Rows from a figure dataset
-------
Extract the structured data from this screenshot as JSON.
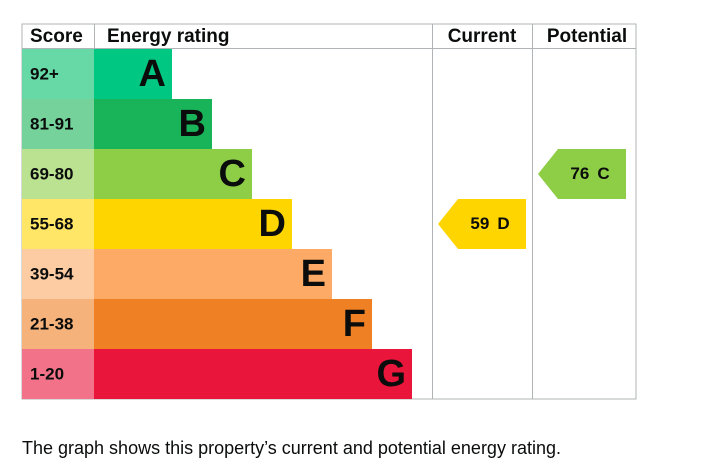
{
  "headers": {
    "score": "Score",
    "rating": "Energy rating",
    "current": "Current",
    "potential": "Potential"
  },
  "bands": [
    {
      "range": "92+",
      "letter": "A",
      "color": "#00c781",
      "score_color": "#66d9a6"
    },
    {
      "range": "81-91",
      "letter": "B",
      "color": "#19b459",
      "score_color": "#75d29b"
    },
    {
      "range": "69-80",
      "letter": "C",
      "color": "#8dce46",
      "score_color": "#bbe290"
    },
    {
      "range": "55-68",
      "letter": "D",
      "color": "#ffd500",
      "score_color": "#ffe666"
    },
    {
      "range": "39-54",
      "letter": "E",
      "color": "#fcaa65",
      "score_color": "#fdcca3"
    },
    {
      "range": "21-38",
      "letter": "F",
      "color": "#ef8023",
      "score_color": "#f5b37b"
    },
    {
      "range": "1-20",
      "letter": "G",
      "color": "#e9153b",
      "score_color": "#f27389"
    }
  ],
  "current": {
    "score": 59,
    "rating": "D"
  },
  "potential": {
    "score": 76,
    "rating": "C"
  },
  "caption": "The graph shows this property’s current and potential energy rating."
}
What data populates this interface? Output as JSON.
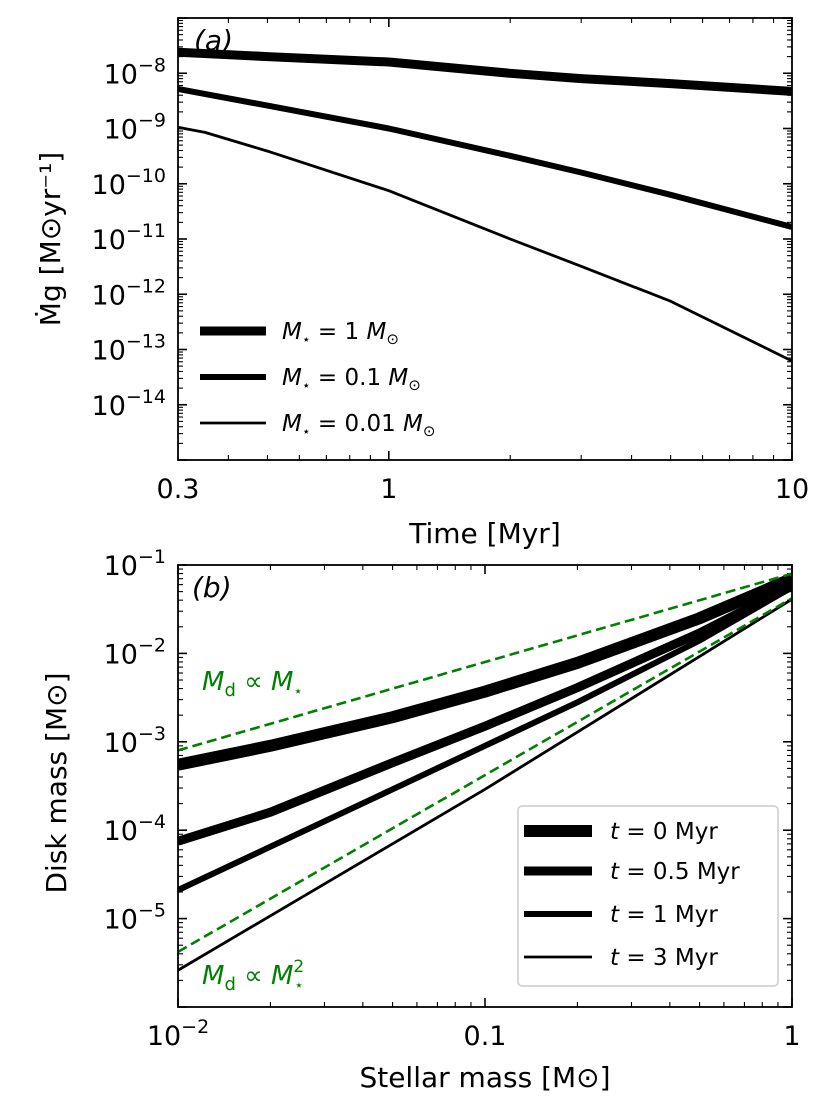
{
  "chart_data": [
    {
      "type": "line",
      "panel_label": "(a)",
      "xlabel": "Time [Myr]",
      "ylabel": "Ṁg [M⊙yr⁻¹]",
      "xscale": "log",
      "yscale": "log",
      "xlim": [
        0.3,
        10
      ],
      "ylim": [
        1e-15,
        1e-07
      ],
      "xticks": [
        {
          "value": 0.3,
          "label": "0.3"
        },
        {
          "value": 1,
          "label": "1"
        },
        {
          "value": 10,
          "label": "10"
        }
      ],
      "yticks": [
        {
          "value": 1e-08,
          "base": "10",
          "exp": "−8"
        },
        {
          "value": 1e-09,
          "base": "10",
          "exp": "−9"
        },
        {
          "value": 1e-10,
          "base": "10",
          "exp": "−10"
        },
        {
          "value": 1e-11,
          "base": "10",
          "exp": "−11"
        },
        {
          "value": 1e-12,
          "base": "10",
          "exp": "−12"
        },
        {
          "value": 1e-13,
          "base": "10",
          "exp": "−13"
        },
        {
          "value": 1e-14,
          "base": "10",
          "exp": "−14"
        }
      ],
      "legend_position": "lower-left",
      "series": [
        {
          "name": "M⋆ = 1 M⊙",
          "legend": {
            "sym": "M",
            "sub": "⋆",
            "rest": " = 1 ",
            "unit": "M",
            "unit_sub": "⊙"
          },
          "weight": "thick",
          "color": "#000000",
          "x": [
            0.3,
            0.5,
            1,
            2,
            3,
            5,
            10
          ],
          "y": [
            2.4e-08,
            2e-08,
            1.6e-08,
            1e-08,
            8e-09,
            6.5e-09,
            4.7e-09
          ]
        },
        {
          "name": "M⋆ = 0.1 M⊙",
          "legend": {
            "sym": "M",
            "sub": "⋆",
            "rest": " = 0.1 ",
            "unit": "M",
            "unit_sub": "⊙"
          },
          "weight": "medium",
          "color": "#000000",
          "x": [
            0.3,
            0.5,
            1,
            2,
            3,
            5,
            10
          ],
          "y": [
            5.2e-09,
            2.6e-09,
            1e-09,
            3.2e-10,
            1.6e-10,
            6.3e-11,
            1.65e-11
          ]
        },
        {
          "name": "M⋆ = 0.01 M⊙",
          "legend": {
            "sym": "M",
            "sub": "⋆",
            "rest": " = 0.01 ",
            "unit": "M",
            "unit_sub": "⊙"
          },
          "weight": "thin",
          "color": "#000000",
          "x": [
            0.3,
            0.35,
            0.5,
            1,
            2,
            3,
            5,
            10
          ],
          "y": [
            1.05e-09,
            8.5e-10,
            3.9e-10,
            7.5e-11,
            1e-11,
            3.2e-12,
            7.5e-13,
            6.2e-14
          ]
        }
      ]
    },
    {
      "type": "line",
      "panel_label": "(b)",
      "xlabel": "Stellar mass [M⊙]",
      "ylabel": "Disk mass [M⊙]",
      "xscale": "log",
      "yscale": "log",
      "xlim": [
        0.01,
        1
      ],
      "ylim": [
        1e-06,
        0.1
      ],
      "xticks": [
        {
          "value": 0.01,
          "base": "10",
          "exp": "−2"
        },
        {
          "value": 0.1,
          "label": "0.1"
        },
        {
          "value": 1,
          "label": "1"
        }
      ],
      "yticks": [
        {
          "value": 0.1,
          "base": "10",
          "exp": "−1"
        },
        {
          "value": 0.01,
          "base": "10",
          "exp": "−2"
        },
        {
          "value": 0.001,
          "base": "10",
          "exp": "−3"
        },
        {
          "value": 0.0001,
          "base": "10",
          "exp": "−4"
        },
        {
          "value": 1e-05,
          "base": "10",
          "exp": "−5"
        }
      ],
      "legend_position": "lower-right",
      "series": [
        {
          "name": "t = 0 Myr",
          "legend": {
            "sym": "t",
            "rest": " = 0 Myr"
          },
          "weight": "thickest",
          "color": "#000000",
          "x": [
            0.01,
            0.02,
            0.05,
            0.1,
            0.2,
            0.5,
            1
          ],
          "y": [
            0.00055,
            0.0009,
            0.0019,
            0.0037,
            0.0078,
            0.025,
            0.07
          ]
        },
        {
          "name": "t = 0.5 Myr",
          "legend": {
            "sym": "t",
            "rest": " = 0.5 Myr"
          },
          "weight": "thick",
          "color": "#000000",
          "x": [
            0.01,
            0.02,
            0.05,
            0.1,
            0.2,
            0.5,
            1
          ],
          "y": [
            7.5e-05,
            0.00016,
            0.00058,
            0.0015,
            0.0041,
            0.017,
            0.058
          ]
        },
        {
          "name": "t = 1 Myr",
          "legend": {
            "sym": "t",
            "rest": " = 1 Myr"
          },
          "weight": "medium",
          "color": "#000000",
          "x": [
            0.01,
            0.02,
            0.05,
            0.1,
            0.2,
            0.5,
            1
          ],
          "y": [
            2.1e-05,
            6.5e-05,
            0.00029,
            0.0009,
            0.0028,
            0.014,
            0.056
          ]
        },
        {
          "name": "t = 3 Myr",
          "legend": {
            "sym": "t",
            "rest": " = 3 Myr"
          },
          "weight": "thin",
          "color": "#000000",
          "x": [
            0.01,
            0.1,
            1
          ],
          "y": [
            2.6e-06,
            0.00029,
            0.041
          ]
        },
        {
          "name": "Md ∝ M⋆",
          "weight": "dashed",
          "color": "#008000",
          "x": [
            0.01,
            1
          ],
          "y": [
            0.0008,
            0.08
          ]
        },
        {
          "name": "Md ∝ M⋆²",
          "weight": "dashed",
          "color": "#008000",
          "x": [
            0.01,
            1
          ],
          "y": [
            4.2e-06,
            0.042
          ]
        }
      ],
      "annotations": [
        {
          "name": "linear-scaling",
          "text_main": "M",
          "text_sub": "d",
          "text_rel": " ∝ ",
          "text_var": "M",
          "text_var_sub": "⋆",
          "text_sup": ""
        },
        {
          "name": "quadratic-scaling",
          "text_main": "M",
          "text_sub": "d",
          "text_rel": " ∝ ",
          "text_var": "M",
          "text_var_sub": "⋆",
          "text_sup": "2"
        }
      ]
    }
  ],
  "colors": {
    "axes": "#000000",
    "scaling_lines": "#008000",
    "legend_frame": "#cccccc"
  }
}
-------
All records above are to be printed exactly, minus the pictures they contain.

• [Written answer]:
Extract the structured data from this screenshot as JSON.
{
  "headers": {
    "score": "Score",
    "rating": "Energy rating",
    "current": "Current",
    "potential": "Potential"
  },
  "bands": [
    {
      "range": "92+",
      "letter": "A",
      "color": "#00c781",
      "score_color": "#66d9a6"
    },
    {
      "range": "81-91",
      "letter": "B",
      "color": "#19b459",
      "score_color": "#75d29b"
    },
    {
      "range": "69-80",
      "letter": "C",
      "color": "#8dce46",
      "score_color": "#bbe290"
    },
    {
      "range": "55-68",
      "letter": "D",
      "color": "#ffd500",
      "score_color": "#ffe666"
    },
    {
      "range": "39-54",
      "letter": "E",
      "color": "#fcaa65",
      "score_color": "#fdcca3"
    },
    {
      "range": "21-38",
      "letter": "F",
      "color": "#ef8023",
      "score_color": "#f5b37b"
    },
    {
      "range": "1-20",
      "letter": "G",
      "color": "#e9153b",
      "score_color": "#f27389"
    }
  ],
  "current": {
    "score": 59,
    "rating": "D"
  },
  "potential": {
    "score": 76,
    "rating": "C"
  },
  "caption": "The graph shows this property’s current and potential energy rating."
}
What data populates this interface? Output as JSON.
{
  "chart_data": [
    {
      "type": "line",
      "panel_label": "(a)",
      "xlabel": "Time [Myr]",
      "ylabel": "Ṁg [M⊙yr⁻¹]",
      "xscale": "log",
      "yscale": "log",
      "xlim": [
        0.3,
        10
      ],
      "ylim": [
        1e-15,
        1e-07
      ],
      "xticks": [
        {
          "value": 0.3,
          "label": "0.3"
        },
        {
          "value": 1,
          "label": "1"
        },
        {
          "value": 10,
          "label": "10"
        }
      ],
      "yticks": [
        {
          "value": 1e-08,
          "base": "10",
          "exp": "−8"
        },
        {
          "value": 1e-09,
          "base": "10",
          "exp": "−9"
        },
        {
          "value": 1e-10,
          "base": "10",
          "exp": "−10"
        },
        {
          "value": 1e-11,
          "base": "10",
          "exp": "−11"
        },
        {
          "value": 1e-12,
          "base": "10",
          "exp": "−12"
        },
        {
          "value": 1e-13,
          "base": "10",
          "exp": "−13"
        },
        {
          "value": 1e-14,
          "base": "10",
          "exp": "−14"
        }
      ],
      "legend_position": "lower-left",
      "series": [
        {
          "name": "M⋆ = 1 M⊙",
          "legend": {
            "sym": "M",
            "sub": "⋆",
            "rest": " = 1 ",
            "unit": "M",
            "unit_sub": "⊙"
          },
          "weight": "thick",
          "color": "#000000",
          "x": [
            0.3,
            0.5,
            1,
            2,
            3,
            5,
            10
          ],
          "y": [
            2.4e-08,
            2e-08,
            1.6e-08,
            1e-08,
            8e-09,
            6.5e-09,
            4.7e-09
          ]
        },
        {
          "name": "M⋆ = 0.1 M⊙",
          "legend": {
            "sym": "M",
            "sub": "⋆",
            "rest": " = 0.1 ",
            "unit": "M",
            "unit_sub": "⊙"
          },
          "weight": "medium",
          "color": "#000000",
          "x": [
            0.3,
            0.5,
            1,
            2,
            3,
            5,
            10
          ],
          "y": [
            5.2e-09,
            2.6e-09,
            1e-09,
            3.2e-10,
            1.6e-10,
            6.3e-11,
            1.65e-11
          ]
        },
        {
          "name": "M⋆ = 0.01 M⊙",
          "legend": {
            "sym": "M",
            "sub": "⋆",
            "rest": " = 0.01 ",
            "unit": "M",
            "unit_sub": "⊙"
          },
          "weight": "thin",
          "color": "#000000",
          "x": [
            0.3,
            0.35,
            0.5,
            1,
            2,
            3,
            5,
            10
          ],
          "y": [
            1.05e-09,
            8.5e-10,
            3.9e-10,
            7.5e-11,
            1e-11,
            3.2e-12,
            7.5e-13,
            6.2e-14
          ]
        }
      ]
    },
    {
      "type": "line",
      "panel_label": "(b)",
      "xlabel": "Stellar mass [M⊙]",
      "ylabel": "Disk mass [M⊙]",
      "xscale": "log",
      "yscale": "log",
      "xlim": [
        0.01,
        1
      ],
      "ylim": [
        1e-06,
        0.1
      ],
      "xticks": [
        {
          "value": 0.01,
          "base": "10",
          "exp": "−2"
        },
        {
          "value": 0.1,
          "label": "0.1"
        },
        {
          "value": 1,
          "label": "1"
        }
      ],
      "yticks": [
        {
          "value": 0.1,
          "base": "10",
          "exp": "−1"
        },
        {
          "value": 0.01,
          "base": "10",
          "exp": "−2"
        },
        {
          "value": 0.001,
          "base": "10",
          "exp": "−3"
        },
        {
          "value": 0.0001,
          "base": "10",
          "exp": "−4"
        },
        {
          "value": 1e-05,
          "base": "10",
          "exp": "−5"
        }
      ],
      "legend_position": "lower-right",
      "series": [
        {
          "name": "t = 0 Myr",
          "legend": {
            "sym": "t",
            "rest": " = 0 Myr"
          },
          "weight": "thickest",
          "color": "#000000",
          "x": [
            0.01,
            0.02,
            0.05,
            0.1,
            0.2,
            0.5,
            1
          ],
          "y": [
            0.00055,
            0.0009,
            0.0019,
            0.0037,
            0.0078,
            0.025,
            0.07
          ]
        },
        {
          "name": "t = 0.5 Myr",
          "legend": {
            "sym": "t",
            "rest": " = 0.5 Myr"
          },
          "weight": "thick",
          "color": "#000000",
          "x": [
            0.01,
            0.02,
            0.05,
            0.1,
            0.2,
            0.5,
            1
          ],
          "y": [
            7.5e-05,
            0.00016,
            0.00058,
            0.0015,
            0.0041,
            0.017,
            0.058
          ]
        },
        {
          "name": "t = 1 Myr",
          "legend": {
            "sym": "t",
            "rest": " = 1 Myr"
          },
          "weight": "medium",
          "color": "#000000",
          "x": [
            0.01,
            0.02,
            0.05,
            0.1,
            0.2,
            0.5,
            1
          ],
          "y": [
            2.1e-05,
            6.5e-05,
            0.00029,
            0.0009,
            0.0028,
            0.014,
            0.056
          ]
        },
        {
          "name": "t = 3 Myr",
          "legend": {
            "sym": "t",
            "rest": " = 3 Myr"
          },
          "weight": "thin",
          "color": "#000000",
          "x": [
            0.01,
            0.1,
            1
          ],
          "y": [
            2.6e-06,
            0.00029,
            0.041
          ]
        },
        {
          "name": "Md ∝ M⋆",
          "weight": "dashed",
          "color": "#008000",
          "x": [
            0.01,
            1
          ],
          "y": [
            0.0008,
            0.08
          ]
        },
        {
          "name": "Md ∝ M⋆²",
          "weight": "dashed",
          "color": "#008000",
          "x": [
            0.01,
            1
          ],
          "y": [
            4.2e-06,
            0.042
          ]
        }
      ],
      "annotations": [
        {
          "name": "linear-scaling",
          "text_main": "M",
          "text_sub": "d",
          "text_rel": " ∝ ",
          "text_var": "M",
          "text_var_sub": "⋆",
          "text_sup": ""
        },
        {
          "name": "quadratic-scaling",
          "text_main": "M",
          "text_sub": "d",
          "text_rel": " ∝ ",
          "text_var": "M",
          "text_var_sub": "⋆",
          "text_sup": "2"
        }
      ]
    }
  ],
  "colors": {
    "axes": "#000000",
    "scaling_lines": "#008000",
    "legend_frame": "#cccccc"
  }
}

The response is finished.